# START OF Data records
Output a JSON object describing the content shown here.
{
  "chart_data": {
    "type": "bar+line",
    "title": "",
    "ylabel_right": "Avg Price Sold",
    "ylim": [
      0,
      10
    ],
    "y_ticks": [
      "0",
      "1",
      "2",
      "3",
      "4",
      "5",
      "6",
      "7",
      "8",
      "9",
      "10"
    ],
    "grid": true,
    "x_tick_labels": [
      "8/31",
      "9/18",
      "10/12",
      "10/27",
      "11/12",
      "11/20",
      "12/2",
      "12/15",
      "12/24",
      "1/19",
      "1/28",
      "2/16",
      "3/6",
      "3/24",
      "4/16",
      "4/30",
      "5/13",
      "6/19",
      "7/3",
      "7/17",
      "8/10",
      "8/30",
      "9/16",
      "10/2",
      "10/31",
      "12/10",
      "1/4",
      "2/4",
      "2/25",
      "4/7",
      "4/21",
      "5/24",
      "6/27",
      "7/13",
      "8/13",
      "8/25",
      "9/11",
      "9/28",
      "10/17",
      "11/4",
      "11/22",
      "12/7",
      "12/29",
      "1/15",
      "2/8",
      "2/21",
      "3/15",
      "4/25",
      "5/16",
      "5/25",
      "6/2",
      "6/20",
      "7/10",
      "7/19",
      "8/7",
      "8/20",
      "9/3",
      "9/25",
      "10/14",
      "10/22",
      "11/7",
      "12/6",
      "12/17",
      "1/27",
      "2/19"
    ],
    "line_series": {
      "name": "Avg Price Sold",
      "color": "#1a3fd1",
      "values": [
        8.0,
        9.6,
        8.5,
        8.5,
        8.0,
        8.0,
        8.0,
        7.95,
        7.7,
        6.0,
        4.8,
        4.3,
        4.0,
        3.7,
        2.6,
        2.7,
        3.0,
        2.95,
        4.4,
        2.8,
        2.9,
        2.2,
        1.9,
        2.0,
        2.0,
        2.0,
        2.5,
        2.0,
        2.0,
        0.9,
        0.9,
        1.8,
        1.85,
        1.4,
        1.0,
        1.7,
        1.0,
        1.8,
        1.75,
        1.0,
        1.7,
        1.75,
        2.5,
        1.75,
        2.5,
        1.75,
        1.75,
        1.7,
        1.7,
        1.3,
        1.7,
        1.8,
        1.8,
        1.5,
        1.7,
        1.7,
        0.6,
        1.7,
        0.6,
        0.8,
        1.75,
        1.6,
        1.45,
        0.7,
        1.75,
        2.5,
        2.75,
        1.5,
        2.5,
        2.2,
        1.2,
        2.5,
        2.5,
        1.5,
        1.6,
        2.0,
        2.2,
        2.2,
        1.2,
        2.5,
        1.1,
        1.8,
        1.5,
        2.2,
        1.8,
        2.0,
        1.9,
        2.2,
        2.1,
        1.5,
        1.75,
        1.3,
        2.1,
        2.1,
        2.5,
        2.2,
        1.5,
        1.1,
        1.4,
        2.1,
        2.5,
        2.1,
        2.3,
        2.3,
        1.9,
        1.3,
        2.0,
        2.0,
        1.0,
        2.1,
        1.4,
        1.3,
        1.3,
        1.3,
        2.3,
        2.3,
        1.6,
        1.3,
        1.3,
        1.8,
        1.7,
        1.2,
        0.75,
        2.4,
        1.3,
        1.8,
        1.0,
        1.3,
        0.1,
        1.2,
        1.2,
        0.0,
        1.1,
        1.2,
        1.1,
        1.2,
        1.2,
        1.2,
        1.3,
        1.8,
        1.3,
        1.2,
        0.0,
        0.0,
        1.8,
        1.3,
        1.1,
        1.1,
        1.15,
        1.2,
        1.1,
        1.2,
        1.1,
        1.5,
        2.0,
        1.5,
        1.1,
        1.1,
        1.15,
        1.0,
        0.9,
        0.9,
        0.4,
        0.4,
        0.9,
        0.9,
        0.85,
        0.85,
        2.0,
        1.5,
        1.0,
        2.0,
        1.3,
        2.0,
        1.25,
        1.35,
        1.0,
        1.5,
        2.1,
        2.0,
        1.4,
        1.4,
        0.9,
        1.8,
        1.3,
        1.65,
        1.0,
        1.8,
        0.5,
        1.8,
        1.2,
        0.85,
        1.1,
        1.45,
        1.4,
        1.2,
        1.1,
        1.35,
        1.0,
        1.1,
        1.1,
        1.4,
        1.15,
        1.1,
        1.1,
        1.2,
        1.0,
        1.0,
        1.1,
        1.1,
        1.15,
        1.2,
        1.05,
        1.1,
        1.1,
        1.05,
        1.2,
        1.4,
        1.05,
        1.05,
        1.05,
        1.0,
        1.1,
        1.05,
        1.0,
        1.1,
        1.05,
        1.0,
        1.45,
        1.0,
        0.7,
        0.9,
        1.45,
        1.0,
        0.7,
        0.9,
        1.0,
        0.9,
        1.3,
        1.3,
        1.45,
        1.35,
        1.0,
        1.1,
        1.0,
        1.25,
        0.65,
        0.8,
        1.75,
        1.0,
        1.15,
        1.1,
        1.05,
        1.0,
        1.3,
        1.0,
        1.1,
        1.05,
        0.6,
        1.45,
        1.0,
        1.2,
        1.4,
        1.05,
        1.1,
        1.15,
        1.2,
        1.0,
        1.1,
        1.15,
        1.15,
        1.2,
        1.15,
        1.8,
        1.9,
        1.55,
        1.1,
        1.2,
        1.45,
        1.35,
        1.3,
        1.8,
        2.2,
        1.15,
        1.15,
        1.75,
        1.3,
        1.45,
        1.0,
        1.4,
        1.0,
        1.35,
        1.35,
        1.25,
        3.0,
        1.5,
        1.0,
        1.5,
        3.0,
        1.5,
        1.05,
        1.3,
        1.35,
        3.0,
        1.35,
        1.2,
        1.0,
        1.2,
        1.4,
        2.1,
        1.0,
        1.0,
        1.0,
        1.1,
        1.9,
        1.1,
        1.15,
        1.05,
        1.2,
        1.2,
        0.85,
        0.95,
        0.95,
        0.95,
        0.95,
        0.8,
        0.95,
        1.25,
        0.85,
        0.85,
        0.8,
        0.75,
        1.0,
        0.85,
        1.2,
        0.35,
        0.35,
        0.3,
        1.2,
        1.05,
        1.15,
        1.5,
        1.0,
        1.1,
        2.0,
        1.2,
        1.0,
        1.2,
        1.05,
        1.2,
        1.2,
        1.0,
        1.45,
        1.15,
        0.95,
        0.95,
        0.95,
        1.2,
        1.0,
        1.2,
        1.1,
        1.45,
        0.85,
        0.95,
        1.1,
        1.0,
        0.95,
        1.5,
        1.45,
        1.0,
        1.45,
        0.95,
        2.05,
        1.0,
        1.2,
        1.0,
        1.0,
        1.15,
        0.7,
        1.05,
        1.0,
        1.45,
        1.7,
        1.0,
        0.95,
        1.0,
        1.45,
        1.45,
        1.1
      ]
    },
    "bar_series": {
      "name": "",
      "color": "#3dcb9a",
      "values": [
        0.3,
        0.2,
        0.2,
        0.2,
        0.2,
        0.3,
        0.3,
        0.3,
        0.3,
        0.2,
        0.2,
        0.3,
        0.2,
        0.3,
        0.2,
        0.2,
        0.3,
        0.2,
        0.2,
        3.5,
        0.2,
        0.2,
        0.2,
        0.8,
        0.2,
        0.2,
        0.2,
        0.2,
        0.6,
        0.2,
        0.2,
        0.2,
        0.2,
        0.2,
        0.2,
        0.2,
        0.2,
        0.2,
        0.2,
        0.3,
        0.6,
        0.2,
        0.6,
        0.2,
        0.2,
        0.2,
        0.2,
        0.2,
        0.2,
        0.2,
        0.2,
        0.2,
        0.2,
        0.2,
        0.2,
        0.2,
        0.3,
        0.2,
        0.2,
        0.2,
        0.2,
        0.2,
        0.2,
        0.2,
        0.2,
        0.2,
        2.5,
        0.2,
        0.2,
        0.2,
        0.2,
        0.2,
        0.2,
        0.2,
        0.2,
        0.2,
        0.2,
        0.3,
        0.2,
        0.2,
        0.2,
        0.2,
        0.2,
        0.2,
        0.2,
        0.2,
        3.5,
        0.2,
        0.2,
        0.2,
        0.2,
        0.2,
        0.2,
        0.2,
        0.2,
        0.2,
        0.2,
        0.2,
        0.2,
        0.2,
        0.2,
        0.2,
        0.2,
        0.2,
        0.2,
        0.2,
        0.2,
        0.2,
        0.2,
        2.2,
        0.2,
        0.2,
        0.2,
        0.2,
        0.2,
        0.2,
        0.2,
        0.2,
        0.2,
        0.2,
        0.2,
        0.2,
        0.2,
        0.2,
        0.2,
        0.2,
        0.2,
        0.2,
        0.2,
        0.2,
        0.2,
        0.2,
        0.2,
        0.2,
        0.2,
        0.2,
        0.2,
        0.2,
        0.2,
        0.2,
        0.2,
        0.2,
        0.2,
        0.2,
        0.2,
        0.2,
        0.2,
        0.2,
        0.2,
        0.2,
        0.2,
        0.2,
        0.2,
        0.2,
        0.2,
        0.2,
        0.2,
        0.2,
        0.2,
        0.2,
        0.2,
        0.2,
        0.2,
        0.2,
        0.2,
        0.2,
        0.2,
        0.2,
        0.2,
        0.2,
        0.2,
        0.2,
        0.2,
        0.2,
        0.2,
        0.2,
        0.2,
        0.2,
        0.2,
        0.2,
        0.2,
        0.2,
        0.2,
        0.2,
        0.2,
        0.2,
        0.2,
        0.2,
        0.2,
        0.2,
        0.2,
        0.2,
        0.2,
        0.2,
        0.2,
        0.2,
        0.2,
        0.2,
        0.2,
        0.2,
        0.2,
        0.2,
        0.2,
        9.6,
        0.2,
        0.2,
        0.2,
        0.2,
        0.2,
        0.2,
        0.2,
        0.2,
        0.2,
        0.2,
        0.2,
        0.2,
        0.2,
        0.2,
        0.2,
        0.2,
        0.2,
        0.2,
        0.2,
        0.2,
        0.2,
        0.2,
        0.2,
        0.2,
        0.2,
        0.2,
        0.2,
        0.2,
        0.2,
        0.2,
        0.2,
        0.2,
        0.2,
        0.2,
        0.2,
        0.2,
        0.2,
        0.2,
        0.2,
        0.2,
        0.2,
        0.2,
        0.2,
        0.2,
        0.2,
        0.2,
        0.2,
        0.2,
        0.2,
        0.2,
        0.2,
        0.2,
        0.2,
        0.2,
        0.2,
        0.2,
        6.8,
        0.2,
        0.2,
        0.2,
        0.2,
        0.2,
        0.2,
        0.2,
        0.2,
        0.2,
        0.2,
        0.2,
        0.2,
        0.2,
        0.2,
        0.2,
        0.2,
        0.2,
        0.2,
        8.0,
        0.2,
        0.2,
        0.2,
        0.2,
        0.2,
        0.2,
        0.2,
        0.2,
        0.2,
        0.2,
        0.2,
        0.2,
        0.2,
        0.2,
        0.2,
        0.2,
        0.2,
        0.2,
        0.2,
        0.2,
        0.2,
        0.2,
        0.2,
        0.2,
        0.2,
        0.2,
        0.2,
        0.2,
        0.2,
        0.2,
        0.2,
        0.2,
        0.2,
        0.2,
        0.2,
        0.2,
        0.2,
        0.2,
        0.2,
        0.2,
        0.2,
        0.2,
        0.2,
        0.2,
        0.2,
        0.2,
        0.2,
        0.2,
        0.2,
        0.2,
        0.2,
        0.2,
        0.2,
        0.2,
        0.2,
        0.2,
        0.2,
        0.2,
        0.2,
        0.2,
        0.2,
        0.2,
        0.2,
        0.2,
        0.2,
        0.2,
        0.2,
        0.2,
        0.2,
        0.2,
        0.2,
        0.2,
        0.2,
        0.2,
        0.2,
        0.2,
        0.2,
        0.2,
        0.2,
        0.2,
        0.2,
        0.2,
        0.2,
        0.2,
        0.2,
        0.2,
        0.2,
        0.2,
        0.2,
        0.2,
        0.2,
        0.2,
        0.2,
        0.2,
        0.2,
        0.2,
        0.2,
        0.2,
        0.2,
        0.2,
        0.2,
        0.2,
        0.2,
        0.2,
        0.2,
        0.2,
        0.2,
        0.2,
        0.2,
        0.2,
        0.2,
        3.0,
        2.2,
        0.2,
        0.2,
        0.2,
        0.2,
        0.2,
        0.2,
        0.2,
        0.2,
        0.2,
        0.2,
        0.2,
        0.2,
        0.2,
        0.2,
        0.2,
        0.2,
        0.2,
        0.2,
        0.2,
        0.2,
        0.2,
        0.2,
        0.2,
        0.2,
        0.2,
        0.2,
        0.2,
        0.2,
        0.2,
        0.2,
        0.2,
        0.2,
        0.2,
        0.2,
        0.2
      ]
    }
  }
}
# END OF Data records
• [Written exercise]:
Copy out each line in the listing that has the word "Price".

• [Task output]:
    "ylabel_right": "Avg Price Sold",
      "name": "Avg Price Sold",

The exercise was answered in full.